**Problem statement:** Write the listing below out again exactly, dropping the images.

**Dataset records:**
▽
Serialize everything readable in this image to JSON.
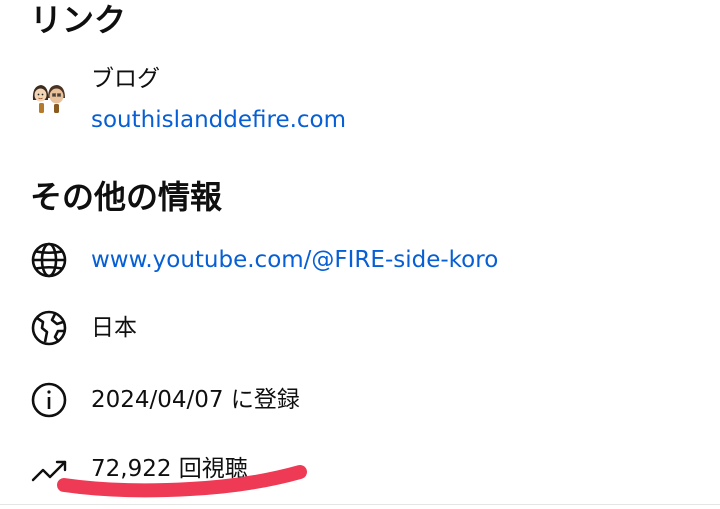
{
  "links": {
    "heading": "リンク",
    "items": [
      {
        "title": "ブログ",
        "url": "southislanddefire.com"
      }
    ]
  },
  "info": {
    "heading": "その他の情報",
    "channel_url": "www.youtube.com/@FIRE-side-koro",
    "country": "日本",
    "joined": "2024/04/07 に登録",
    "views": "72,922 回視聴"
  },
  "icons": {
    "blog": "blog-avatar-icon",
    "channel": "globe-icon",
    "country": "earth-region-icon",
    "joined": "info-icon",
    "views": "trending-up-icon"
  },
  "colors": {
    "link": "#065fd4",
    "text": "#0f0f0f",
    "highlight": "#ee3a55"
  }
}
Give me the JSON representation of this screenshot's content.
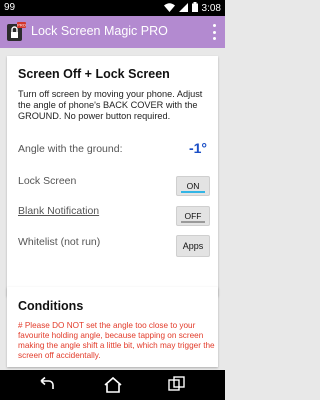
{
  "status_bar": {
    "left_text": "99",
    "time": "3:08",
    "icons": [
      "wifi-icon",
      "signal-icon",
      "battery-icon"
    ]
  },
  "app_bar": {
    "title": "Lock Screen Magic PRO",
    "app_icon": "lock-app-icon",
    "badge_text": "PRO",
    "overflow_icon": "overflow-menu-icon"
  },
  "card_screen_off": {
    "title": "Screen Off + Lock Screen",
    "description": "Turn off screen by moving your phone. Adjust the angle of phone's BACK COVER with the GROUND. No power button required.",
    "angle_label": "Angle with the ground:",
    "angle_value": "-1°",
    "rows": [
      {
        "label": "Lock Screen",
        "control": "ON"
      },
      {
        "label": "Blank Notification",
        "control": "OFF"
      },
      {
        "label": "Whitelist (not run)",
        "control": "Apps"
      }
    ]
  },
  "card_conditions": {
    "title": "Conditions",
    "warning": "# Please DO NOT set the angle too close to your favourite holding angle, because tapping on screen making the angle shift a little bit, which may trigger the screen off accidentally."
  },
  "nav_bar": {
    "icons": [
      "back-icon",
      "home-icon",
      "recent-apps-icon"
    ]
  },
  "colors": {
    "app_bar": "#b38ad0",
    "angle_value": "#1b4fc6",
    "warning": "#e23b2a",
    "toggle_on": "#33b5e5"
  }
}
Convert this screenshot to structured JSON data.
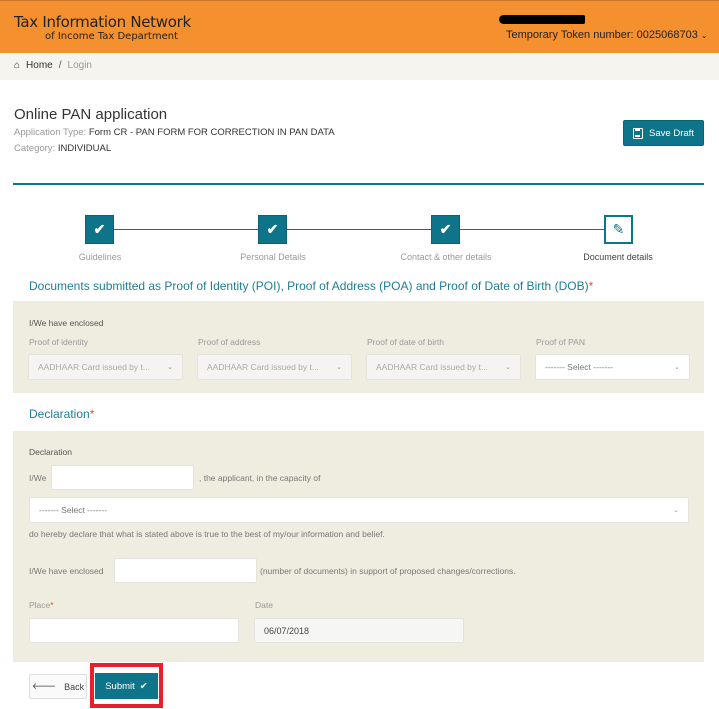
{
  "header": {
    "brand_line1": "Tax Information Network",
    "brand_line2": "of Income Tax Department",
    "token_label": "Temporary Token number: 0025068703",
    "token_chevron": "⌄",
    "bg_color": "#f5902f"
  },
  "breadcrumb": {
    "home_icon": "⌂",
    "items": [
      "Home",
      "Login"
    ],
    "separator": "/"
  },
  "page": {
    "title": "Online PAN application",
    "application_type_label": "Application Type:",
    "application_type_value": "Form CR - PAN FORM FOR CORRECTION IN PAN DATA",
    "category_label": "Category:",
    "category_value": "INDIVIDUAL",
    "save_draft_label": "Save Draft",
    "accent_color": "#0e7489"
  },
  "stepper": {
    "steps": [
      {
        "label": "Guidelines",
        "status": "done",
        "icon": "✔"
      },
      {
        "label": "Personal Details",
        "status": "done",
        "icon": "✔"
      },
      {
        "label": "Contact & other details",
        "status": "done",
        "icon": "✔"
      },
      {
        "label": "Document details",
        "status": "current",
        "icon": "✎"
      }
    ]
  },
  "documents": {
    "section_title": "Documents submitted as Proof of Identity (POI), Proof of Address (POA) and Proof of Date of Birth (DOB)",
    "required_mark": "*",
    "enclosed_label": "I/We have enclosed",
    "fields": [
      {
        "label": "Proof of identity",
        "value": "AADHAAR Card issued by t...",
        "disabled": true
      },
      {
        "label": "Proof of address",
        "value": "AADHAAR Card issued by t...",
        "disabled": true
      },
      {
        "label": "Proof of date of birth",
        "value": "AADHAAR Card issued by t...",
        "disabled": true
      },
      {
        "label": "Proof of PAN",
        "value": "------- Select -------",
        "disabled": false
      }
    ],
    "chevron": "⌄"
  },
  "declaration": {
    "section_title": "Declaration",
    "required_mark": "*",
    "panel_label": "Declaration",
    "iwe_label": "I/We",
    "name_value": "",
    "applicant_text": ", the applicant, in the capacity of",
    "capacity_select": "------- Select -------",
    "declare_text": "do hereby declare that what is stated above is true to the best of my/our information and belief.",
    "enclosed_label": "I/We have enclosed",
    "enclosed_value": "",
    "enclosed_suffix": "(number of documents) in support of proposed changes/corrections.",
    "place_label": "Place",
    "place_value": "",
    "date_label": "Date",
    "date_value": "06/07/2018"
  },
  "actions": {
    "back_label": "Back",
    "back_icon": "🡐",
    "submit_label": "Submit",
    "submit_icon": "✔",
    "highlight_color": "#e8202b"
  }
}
△
**Output of the task:**
Serialize everything readable in this image to JSON.
{
  "links": {
    "heading": "リンク",
    "items": [
      {
        "title": "ブログ",
        "url": "southislanddefire.com"
      }
    ]
  },
  "info": {
    "heading": "その他の情報",
    "channel_url": "www.youtube.com/@FIRE-side-koro",
    "country": "日本",
    "joined": "2024/04/07 に登録",
    "views": "72,922 回視聴"
  },
  "icons": {
    "blog": "blog-avatar-icon",
    "channel": "globe-icon",
    "country": "earth-region-icon",
    "joined": "info-icon",
    "views": "trending-up-icon"
  },
  "colors": {
    "link": "#065fd4",
    "text": "#0f0f0f",
    "highlight": "#ee3a55"
  }
}
Give me the JSON representation of this screenshot's content.
{
  "status_bar": {
    "left_text": "99",
    "time": "3:08",
    "icons": [
      "wifi-icon",
      "signal-icon",
      "battery-icon"
    ]
  },
  "app_bar": {
    "title": "Lock Screen Magic PRO",
    "app_icon": "lock-app-icon",
    "badge_text": "PRO",
    "overflow_icon": "overflow-menu-icon"
  },
  "card_screen_off": {
    "title": "Screen Off + Lock Screen",
    "description": "Turn off screen by moving your phone. Adjust the angle of phone's BACK COVER with the GROUND. No power button required.",
    "angle_label": "Angle with the ground:",
    "angle_value": "-1°",
    "rows": [
      {
        "label": "Lock Screen",
        "control": "ON"
      },
      {
        "label": "Blank Notification",
        "control": "OFF"
      },
      {
        "label": "Whitelist (not run)",
        "control": "Apps"
      }
    ]
  },
  "card_conditions": {
    "title": "Conditions",
    "warning": "# Please DO NOT set the angle too close to your favourite holding angle, because tapping on screen making the angle shift a little bit, which may trigger the screen off accidentally."
  },
  "nav_bar": {
    "icons": [
      "back-icon",
      "home-icon",
      "recent-apps-icon"
    ]
  },
  "colors": {
    "app_bar": "#b38ad0",
    "angle_value": "#1b4fc6",
    "warning": "#e23b2a",
    "toggle_on": "#33b5e5"
  }
}
Convert this screenshot to structured JSON data.
{
  "header": {
    "brand_line1": "Tax Information Network",
    "brand_line2": "of Income Tax Department",
    "token_label": "Temporary Token number: 0025068703",
    "token_chevron": "⌄",
    "bg_color": "#f5902f"
  },
  "breadcrumb": {
    "home_icon": "⌂",
    "items": [
      "Home",
      "Login"
    ],
    "separator": "/"
  },
  "page": {
    "title": "Online PAN application",
    "application_type_label": "Application Type:",
    "application_type_value": "Form CR - PAN FORM FOR CORRECTION IN PAN DATA",
    "category_label": "Category:",
    "category_value": "INDIVIDUAL",
    "save_draft_label": "Save Draft",
    "accent_color": "#0e7489"
  },
  "stepper": {
    "steps": [
      {
        "label": "Guidelines",
        "status": "done",
        "icon": "✔"
      },
      {
        "label": "Personal Details",
        "status": "done",
        "icon": "✔"
      },
      {
        "label": "Contact & other details",
        "status": "done",
        "icon": "✔"
      },
      {
        "label": "Document details",
        "status": "current",
        "icon": "✎"
      }
    ]
  },
  "documents": {
    "section_title": "Documents submitted as Proof of Identity (POI), Proof of Address (POA) and Proof of Date of Birth (DOB)",
    "required_mark": "*",
    "enclosed_label": "I/We have enclosed",
    "fields": [
      {
        "label": "Proof of identity",
        "value": "AADHAAR Card issued by t...",
        "disabled": true
      },
      {
        "label": "Proof of address",
        "value": "AADHAAR Card issued by t...",
        "disabled": true
      },
      {
        "label": "Proof of date of birth",
        "value": "AADHAAR Card issued by t...",
        "disabled": true
      },
      {
        "label": "Proof of PAN",
        "value": "------- Select -------",
        "disabled": false
      }
    ],
    "chevron": "⌄"
  },
  "declaration": {
    "section_title": "Declaration",
    "required_mark": "*",
    "panel_label": "Declaration",
    "iwe_label": "I/We",
    "name_value": "",
    "applicant_text": ", the applicant, in the capacity of",
    "capacity_select": "------- Select -------",
    "declare_text": "do hereby declare that what is stated above is true to the best of my/our information and belief.",
    "enclosed_label": "I/We have enclosed",
    "enclosed_value": "",
    "enclosed_suffix": "(number of documents) in support of proposed changes/corrections.",
    "place_label": "Place",
    "place_value": "",
    "date_label": "Date",
    "date_value": "06/07/2018"
  },
  "actions": {
    "back_label": "Back",
    "back_icon": "🡐",
    "submit_label": "Submit",
    "submit_icon": "✔",
    "highlight_color": "#e8202b"
  }
}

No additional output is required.